═══ ENTRIES PROVIDED

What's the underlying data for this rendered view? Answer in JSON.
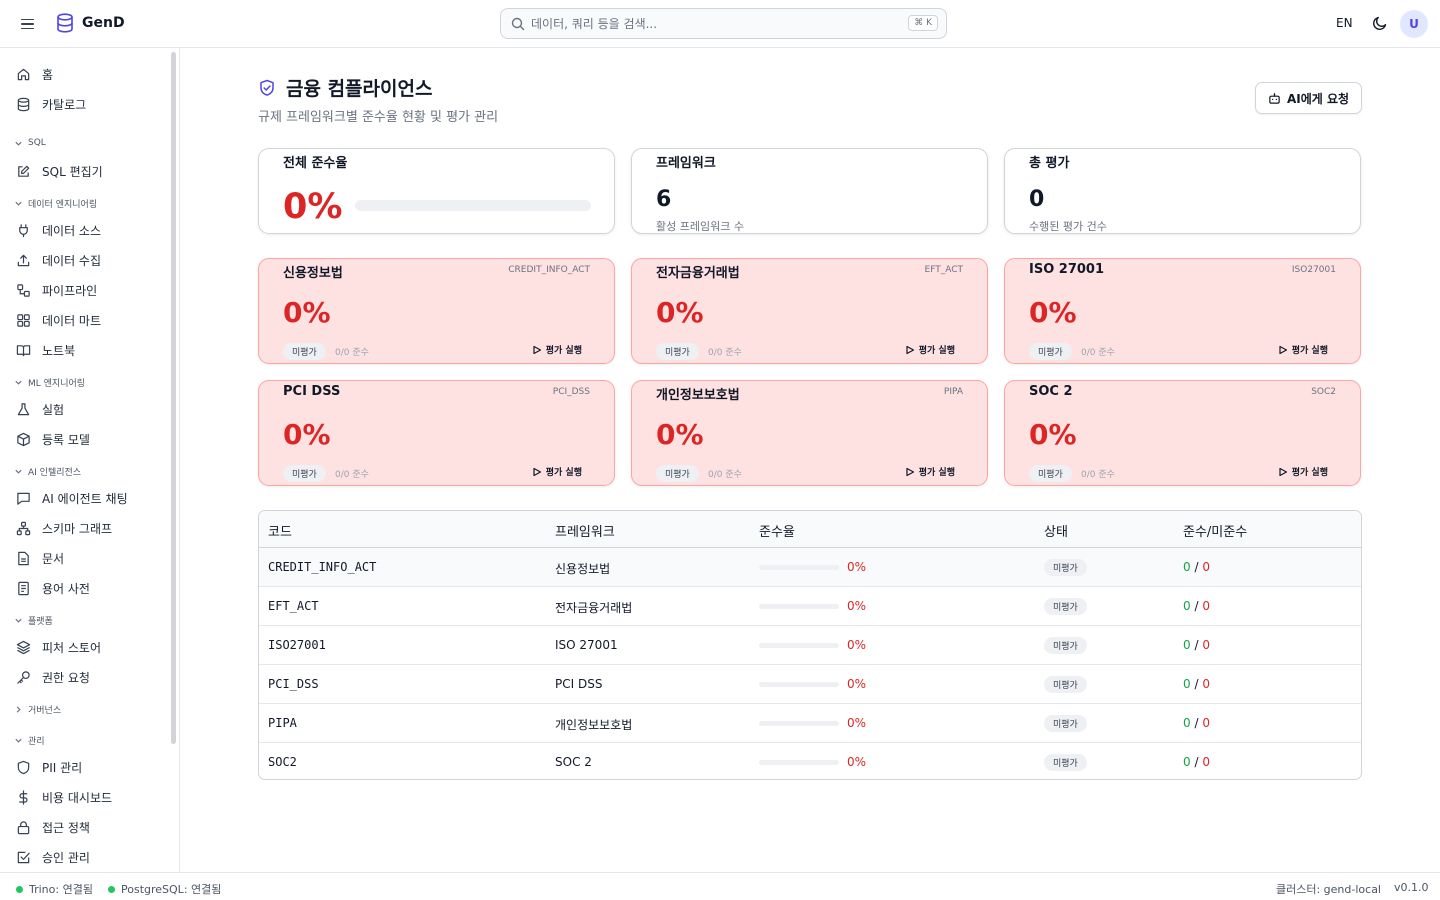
{
  "app": {
    "name": "GenD"
  },
  "search": {
    "placeholder": "데이터, 쿼리 등을 검색...",
    "shortcut": "⌘ K"
  },
  "header": {
    "lang": "EN",
    "avatar_initial": "U"
  },
  "sidebar": {
    "items_top": [
      {
        "label": "홈",
        "icon": "home-icon"
      },
      {
        "label": "카탈로그",
        "icon": "database-icon"
      }
    ],
    "sections": [
      {
        "label": "SQL",
        "items": [
          {
            "label": "SQL 편집기",
            "icon": "edit-icon"
          }
        ]
      },
      {
        "label": "데이터 엔지니어링",
        "items": [
          {
            "label": "데이터 소스",
            "icon": "plug-icon"
          },
          {
            "label": "데이터 수집",
            "icon": "upload-icon"
          },
          {
            "label": "파이프라인",
            "icon": "workflow-icon"
          },
          {
            "label": "데이터 마트",
            "icon": "grid-icon"
          },
          {
            "label": "노트북",
            "icon": "book-icon"
          }
        ]
      },
      {
        "label": "ML 엔지니어링",
        "items": [
          {
            "label": "실험",
            "icon": "flask-icon"
          },
          {
            "label": "등록 모델",
            "icon": "package-icon"
          }
        ]
      },
      {
        "label": "AI 인텔리전스",
        "items": [
          {
            "label": "AI 에이전트 채팅",
            "icon": "chat-icon"
          },
          {
            "label": "스키마 그래프",
            "icon": "network-icon"
          },
          {
            "label": "문서",
            "icon": "file-icon"
          },
          {
            "label": "용어 사전",
            "icon": "dictionary-icon"
          }
        ]
      },
      {
        "label": "플랫폼",
        "items": [
          {
            "label": "피처 스토어",
            "icon": "layers-icon"
          },
          {
            "label": "권한 요청",
            "icon": "key-icon"
          }
        ]
      },
      {
        "label": "거버넌스",
        "items": []
      },
      {
        "label": "관리",
        "items": [
          {
            "label": "PII 관리",
            "icon": "shield-icon"
          },
          {
            "label": "비용 대시보드",
            "icon": "dollar-icon"
          },
          {
            "label": "접근 정책",
            "icon": "lock-icon"
          },
          {
            "label": "승인 관리",
            "icon": "check-square-icon"
          }
        ]
      }
    ]
  },
  "page": {
    "title": "금융 컴플라이언스",
    "subtitle": "규제 프레임워크별 준수율 현황 및 평가 관리",
    "ai_button": "AI에게 요청"
  },
  "stats": {
    "overall": {
      "label": "전체 준수율",
      "value": "0%",
      "progress": 0
    },
    "frameworks": {
      "label": "프레임워크",
      "value": "6",
      "desc": "활성 프레임워크 수"
    },
    "assessments": {
      "label": "총 평가",
      "value": "0",
      "desc": "수행된 평가 건수"
    }
  },
  "frameworks": [
    {
      "name": "신용정보법",
      "code": "CREDIT_INFO_ACT",
      "pct": "0%",
      "status": "미평가",
      "count": "0/0 준수",
      "run": "평가 실행"
    },
    {
      "name": "전자금융거래법",
      "code": "EFT_ACT",
      "pct": "0%",
      "status": "미평가",
      "count": "0/0 준수",
      "run": "평가 실행"
    },
    {
      "name": "ISO 27001",
      "code": "ISO27001",
      "pct": "0%",
      "status": "미평가",
      "count": "0/0 준수",
      "run": "평가 실행"
    },
    {
      "name": "PCI DSS",
      "code": "PCI_DSS",
      "pct": "0%",
      "status": "미평가",
      "count": "0/0 준수",
      "run": "평가 실행"
    },
    {
      "name": "개인정보보호법",
      "code": "PIPA",
      "pct": "0%",
      "status": "미평가",
      "count": "0/0 준수",
      "run": "평가 실행"
    },
    {
      "name": "SOC 2",
      "code": "SOC2",
      "pct": "0%",
      "status": "미평가",
      "count": "0/0 준수",
      "run": "평가 실행"
    }
  ],
  "table": {
    "headers": [
      "코드",
      "프레임워크",
      "준수율",
      "상태",
      "준수/미준수"
    ],
    "rows": [
      {
        "code": "CREDIT_INFO_ACT",
        "name": "신용정보법",
        "pct": "0%",
        "status": "미평가",
        "ok": "0",
        "ng": "0"
      },
      {
        "code": "EFT_ACT",
        "name": "전자금융거래법",
        "pct": "0%",
        "status": "미평가",
        "ok": "0",
        "ng": "0"
      },
      {
        "code": "ISO27001",
        "name": "ISO 27001",
        "pct": "0%",
        "status": "미평가",
        "ok": "0",
        "ng": "0"
      },
      {
        "code": "PCI_DSS",
        "name": "PCI DSS",
        "pct": "0%",
        "status": "미평가",
        "ok": "0",
        "ng": "0"
      },
      {
        "code": "PIPA",
        "name": "개인정보보호법",
        "pct": "0%",
        "status": "미평가",
        "ok": "0",
        "ng": "0"
      },
      {
        "code": "SOC2",
        "name": "SOC 2",
        "pct": "0%",
        "status": "미평가",
        "ok": "0",
        "ng": "0"
      }
    ]
  },
  "statusbar": {
    "trino": "Trino: 연결됨",
    "postgres": "PostgreSQL: 연결됨",
    "cluster": "클러스터: gend-local",
    "version": "v0.1.0"
  },
  "colors": {
    "accent": "#4f46e5",
    "danger": "#dc2626",
    "success": "#16a34a",
    "danger_bg": "#fee2e2"
  }
}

══════

» REQUIRED TASK: Copy everything in the records above except the pictures, exactly as written.

» FINAL RESULT:
What's the underlying data for this rendered view? Answer in JSON.
{
  "app": {
    "name": "GenD"
  },
  "search": {
    "placeholder": "데이터, 쿼리 등을 검색...",
    "shortcut": "⌘ K"
  },
  "header": {
    "lang": "EN",
    "avatar_initial": "U"
  },
  "sidebar": {
    "items_top": [
      {
        "label": "홈",
        "icon": "home-icon"
      },
      {
        "label": "카탈로그",
        "icon": "database-icon"
      }
    ],
    "sections": [
      {
        "label": "SQL",
        "items": [
          {
            "label": "SQL 편집기",
            "icon": "edit-icon"
          }
        ]
      },
      {
        "label": "데이터 엔지니어링",
        "items": [
          {
            "label": "데이터 소스",
            "icon": "plug-icon"
          },
          {
            "label": "데이터 수집",
            "icon": "upload-icon"
          },
          {
            "label": "파이프라인",
            "icon": "workflow-icon"
          },
          {
            "label": "데이터 마트",
            "icon": "grid-icon"
          },
          {
            "label": "노트북",
            "icon": "book-icon"
          }
        ]
      },
      {
        "label": "ML 엔지니어링",
        "items": [
          {
            "label": "실험",
            "icon": "flask-icon"
          },
          {
            "label": "등록 모델",
            "icon": "package-icon"
          }
        ]
      },
      {
        "label": "AI 인텔리전스",
        "items": [
          {
            "label": "AI 에이전트 채팅",
            "icon": "chat-icon"
          },
          {
            "label": "스키마 그래프",
            "icon": "network-icon"
          },
          {
            "label": "문서",
            "icon": "file-icon"
          },
          {
            "label": "용어 사전",
            "icon": "dictionary-icon"
          }
        ]
      },
      {
        "label": "플랫폼",
        "items": [
          {
            "label": "피처 스토어",
            "icon": "layers-icon"
          },
          {
            "label": "권한 요청",
            "icon": "key-icon"
          }
        ]
      },
      {
        "label": "거버넌스",
        "items": []
      },
      {
        "label": "관리",
        "items": [
          {
            "label": "PII 관리",
            "icon": "shield-icon"
          },
          {
            "label": "비용 대시보드",
            "icon": "dollar-icon"
          },
          {
            "label": "접근 정책",
            "icon": "lock-icon"
          },
          {
            "label": "승인 관리",
            "icon": "check-square-icon"
          }
        ]
      }
    ]
  },
  "page": {
    "title": "금융 컴플라이언스",
    "subtitle": "규제 프레임워크별 준수율 현황 및 평가 관리",
    "ai_button": "AI에게 요청"
  },
  "stats": {
    "overall": {
      "label": "전체 준수율",
      "value": "0%",
      "progress": 0
    },
    "frameworks": {
      "label": "프레임워크",
      "value": "6",
      "desc": "활성 프레임워크 수"
    },
    "assessments": {
      "label": "총 평가",
      "value": "0",
      "desc": "수행된 평가 건수"
    }
  },
  "frameworks": [
    {
      "name": "신용정보법",
      "code": "CREDIT_INFO_ACT",
      "pct": "0%",
      "status": "미평가",
      "count": "0/0 준수",
      "run": "평가 실행"
    },
    {
      "name": "전자금융거래법",
      "code": "EFT_ACT",
      "pct": "0%",
      "status": "미평가",
      "count": "0/0 준수",
      "run": "평가 실행"
    },
    {
      "name": "ISO 27001",
      "code": "ISO27001",
      "pct": "0%",
      "status": "미평가",
      "count": "0/0 준수",
      "run": "평가 실행"
    },
    {
      "name": "PCI DSS",
      "code": "PCI_DSS",
      "pct": "0%",
      "status": "미평가",
      "count": "0/0 준수",
      "run": "평가 실행"
    },
    {
      "name": "개인정보보호법",
      "code": "PIPA",
      "pct": "0%",
      "status": "미평가",
      "count": "0/0 준수",
      "run": "평가 실행"
    },
    {
      "name": "SOC 2",
      "code": "SOC2",
      "pct": "0%",
      "status": "미평가",
      "count": "0/0 준수",
      "run": "평가 실행"
    }
  ],
  "table": {
    "headers": [
      "코드",
      "프레임워크",
      "준수율",
      "상태",
      "준수/미준수"
    ],
    "rows": [
      {
        "code": "CREDIT_INFO_ACT",
        "name": "신용정보법",
        "pct": "0%",
        "status": "미평가",
        "ok": "0",
        "ng": "0"
      },
      {
        "code": "EFT_ACT",
        "name": "전자금융거래법",
        "pct": "0%",
        "status": "미평가",
        "ok": "0",
        "ng": "0"
      },
      {
        "code": "ISO27001",
        "name": "ISO 27001",
        "pct": "0%",
        "status": "미평가",
        "ok": "0",
        "ng": "0"
      },
      {
        "code": "PCI_DSS",
        "name": "PCI DSS",
        "pct": "0%",
        "status": "미평가",
        "ok": "0",
        "ng": "0"
      },
      {
        "code": "PIPA",
        "name": "개인정보보호법",
        "pct": "0%",
        "status": "미평가",
        "ok": "0",
        "ng": "0"
      },
      {
        "code": "SOC2",
        "name": "SOC 2",
        "pct": "0%",
        "status": "미평가",
        "ok": "0",
        "ng": "0"
      }
    ]
  },
  "statusbar": {
    "trino": "Trino: 연결됨",
    "postgres": "PostgreSQL: 연결됨",
    "cluster": "클러스터: gend-local",
    "version": "v0.1.0"
  },
  "colors": {
    "accent": "#4f46e5",
    "danger": "#dc2626",
    "success": "#16a34a",
    "danger_bg": "#fee2e2"
  }
}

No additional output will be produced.